GIVEN REQUEST> Give every entry again, word for word.

--- START ENTRIES SHOWN ---

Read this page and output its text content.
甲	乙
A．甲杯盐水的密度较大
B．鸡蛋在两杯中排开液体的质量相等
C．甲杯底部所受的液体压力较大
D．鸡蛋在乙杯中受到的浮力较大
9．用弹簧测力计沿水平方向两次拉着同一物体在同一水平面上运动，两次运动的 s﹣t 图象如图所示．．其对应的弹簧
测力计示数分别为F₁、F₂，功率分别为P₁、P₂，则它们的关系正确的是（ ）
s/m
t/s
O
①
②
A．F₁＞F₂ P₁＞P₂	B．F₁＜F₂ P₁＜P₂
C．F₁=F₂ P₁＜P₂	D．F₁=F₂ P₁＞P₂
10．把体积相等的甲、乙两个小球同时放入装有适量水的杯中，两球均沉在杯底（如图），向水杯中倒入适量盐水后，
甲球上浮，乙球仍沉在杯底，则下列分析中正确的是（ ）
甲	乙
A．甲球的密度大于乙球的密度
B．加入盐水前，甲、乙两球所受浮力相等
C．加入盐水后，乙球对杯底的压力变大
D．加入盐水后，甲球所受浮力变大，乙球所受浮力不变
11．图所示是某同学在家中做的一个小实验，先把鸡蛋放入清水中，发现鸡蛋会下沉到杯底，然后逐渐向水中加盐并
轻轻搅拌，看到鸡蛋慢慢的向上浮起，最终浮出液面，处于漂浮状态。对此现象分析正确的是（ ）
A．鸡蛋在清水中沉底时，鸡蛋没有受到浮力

--- END ENTRIES SHOWN ---

COMPLETE OUTPUT>
Read this page and output its text content.
甲	乙
A．甲杯盐水的密度较大
B．鸡蛋在两杯中排开液体的质量相等
C．甲杯底部所受的液体压力较大
D．鸡蛋在乙杯中受到的浮力较大
9．用弹簧测力计沿水平方向两次拉着同一物体在同一水平面上运动，两次运动的 s﹣t 图象如图所示．．其对应的弹簧
测力计示数分别为F₁、F₂，功率分别为P₁、P₂，则它们的关系正确的是（ ）
s/m
t/s
O
①
②
A．F₁＞F₂ P₁＞P₂	B．F₁＜F₂ P₁＜P₂
C．F₁=F₂ P₁＜P₂	D．F₁=F₂ P₁＞P₂
10．把体积相等的甲、乙两个小球同时放入装有适量水的杯中，两球均沉在杯底（如图），向水杯中倒入适量盐水后，
甲球上浮，乙球仍沉在杯底，则下列分析中正确的是（ ）
甲	乙
A．甲球的密度大于乙球的密度
B．加入盐水前，甲、乙两球所受浮力相等
C．加入盐水后，乙球对杯底的压力变大
D．加入盐水后，甲球所受浮力变大，乙球所受浮力不变
11．图所示是某同学在家中做的一个小实验，先把鸡蛋放入清水中，发现鸡蛋会下沉到杯底，然后逐渐向水中加盐并
轻轻搅拌，看到鸡蛋慢慢的向上浮起，最终浮出液面，处于漂浮状态。对此现象分析正确的是（ ）
A．鸡蛋在清水中沉底时，鸡蛋没有受到浮力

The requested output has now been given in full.